┌──

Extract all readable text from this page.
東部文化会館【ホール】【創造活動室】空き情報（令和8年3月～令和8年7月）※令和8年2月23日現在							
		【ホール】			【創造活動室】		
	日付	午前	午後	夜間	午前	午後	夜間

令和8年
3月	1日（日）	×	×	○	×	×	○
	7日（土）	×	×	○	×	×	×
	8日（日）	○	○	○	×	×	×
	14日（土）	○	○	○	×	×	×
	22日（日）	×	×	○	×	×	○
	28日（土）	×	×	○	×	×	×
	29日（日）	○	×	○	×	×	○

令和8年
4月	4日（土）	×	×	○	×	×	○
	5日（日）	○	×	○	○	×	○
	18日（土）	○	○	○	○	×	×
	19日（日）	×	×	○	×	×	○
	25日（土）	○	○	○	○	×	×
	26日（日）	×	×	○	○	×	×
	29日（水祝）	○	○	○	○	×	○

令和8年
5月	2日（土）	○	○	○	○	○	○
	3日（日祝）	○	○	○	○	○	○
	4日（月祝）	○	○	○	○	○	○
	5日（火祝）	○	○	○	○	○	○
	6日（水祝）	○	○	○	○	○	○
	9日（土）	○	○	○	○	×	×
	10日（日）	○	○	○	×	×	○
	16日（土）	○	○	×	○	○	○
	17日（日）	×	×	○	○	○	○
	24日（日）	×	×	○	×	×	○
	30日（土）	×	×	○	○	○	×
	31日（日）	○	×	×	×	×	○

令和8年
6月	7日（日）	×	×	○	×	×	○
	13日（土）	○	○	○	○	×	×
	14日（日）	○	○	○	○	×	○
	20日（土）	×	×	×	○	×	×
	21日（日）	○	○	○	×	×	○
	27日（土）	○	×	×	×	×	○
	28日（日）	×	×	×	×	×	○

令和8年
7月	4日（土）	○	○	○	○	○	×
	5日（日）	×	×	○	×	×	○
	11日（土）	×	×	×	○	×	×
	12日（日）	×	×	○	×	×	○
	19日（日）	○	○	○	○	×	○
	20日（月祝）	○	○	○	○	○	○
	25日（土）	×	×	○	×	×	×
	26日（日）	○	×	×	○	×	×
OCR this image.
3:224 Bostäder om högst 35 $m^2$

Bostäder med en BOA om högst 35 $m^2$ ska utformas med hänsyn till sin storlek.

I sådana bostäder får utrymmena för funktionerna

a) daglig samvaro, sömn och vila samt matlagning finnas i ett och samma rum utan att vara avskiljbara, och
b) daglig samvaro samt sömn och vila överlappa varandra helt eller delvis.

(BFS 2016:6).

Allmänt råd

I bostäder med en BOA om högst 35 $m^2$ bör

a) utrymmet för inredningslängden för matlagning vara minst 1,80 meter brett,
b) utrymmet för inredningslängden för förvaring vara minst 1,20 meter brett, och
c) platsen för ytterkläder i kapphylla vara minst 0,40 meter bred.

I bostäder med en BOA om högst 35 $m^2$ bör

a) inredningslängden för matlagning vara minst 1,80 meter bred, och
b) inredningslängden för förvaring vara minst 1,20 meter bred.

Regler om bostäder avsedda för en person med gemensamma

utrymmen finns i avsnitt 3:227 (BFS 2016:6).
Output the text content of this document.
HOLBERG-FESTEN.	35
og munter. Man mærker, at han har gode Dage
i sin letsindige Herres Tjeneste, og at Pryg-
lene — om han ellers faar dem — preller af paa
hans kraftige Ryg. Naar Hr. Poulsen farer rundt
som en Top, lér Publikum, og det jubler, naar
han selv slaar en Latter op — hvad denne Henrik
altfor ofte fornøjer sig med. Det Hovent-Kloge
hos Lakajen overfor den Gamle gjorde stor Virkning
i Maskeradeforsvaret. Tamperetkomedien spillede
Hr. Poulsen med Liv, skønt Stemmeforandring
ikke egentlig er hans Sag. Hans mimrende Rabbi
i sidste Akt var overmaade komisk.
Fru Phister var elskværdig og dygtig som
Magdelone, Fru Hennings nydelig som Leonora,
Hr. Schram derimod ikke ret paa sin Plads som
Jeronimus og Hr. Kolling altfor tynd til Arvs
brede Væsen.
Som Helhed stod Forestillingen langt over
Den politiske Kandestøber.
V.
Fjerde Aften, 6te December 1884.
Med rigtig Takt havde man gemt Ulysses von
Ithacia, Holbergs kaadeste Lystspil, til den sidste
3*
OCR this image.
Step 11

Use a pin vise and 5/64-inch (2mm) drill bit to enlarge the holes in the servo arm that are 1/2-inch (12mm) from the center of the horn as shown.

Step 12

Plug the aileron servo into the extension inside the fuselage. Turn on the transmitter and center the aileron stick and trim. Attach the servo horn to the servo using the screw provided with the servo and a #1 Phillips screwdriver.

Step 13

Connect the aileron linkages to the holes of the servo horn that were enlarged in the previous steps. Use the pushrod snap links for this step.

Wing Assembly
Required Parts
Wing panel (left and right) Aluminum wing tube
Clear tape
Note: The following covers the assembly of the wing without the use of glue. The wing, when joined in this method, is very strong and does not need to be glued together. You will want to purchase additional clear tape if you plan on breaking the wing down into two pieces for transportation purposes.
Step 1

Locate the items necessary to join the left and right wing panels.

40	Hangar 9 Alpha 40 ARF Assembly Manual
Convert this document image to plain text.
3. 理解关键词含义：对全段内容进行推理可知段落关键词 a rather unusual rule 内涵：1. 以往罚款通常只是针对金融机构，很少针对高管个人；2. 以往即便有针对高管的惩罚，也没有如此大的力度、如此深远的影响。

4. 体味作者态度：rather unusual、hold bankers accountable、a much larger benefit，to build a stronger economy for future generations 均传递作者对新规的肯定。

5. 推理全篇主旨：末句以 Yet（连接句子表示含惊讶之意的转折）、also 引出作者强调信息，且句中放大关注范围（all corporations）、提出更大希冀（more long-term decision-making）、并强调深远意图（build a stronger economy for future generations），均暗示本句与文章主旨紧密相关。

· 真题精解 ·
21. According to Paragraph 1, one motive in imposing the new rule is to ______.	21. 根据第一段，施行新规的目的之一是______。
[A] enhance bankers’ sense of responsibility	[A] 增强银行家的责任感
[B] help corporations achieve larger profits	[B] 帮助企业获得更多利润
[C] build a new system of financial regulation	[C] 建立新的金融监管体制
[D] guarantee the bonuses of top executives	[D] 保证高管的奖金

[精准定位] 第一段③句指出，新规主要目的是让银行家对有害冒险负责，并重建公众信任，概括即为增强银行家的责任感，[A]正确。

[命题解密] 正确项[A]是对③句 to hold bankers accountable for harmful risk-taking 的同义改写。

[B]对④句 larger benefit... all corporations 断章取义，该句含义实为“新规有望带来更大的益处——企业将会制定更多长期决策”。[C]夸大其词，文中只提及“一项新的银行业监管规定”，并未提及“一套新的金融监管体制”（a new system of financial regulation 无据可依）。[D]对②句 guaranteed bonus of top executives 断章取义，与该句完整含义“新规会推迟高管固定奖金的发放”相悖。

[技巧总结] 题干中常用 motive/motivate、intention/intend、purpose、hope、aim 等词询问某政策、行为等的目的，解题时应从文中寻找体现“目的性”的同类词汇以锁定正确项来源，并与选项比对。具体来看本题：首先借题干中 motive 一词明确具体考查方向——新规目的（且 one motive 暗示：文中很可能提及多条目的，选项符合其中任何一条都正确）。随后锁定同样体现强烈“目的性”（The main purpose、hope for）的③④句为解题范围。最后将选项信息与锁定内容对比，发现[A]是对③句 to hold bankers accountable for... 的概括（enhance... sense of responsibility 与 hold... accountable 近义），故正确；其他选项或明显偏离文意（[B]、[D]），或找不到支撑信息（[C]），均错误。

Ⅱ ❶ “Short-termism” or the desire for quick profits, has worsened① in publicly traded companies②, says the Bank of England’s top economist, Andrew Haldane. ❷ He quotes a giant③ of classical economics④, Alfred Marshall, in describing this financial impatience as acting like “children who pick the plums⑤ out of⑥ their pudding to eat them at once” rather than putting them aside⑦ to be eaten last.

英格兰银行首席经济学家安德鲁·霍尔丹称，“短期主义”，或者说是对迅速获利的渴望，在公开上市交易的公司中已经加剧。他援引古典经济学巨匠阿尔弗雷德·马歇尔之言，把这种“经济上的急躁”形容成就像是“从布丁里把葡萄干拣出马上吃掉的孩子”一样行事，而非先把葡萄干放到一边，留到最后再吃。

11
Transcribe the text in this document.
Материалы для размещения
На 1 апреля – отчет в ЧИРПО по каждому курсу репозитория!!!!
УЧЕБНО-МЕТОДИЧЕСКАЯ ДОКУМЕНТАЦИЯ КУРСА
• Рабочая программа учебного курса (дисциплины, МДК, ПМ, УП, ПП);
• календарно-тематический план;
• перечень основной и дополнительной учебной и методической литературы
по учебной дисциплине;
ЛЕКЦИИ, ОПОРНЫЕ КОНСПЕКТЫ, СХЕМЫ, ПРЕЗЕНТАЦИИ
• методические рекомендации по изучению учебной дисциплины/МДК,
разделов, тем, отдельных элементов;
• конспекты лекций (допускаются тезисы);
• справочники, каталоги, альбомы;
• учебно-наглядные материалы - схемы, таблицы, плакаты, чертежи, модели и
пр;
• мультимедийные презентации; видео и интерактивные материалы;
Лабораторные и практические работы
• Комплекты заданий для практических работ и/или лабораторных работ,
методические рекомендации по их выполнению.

└──

• [Your objective]: Look through the entries above. Extract each line with the word "дисциплины".

• [Written solution]:
• Рабочая программа учебного курса (дисциплины, МДК, ПМ, УП, ПП);
• методические рекомендации по изучению учебной дисциплины/МДК,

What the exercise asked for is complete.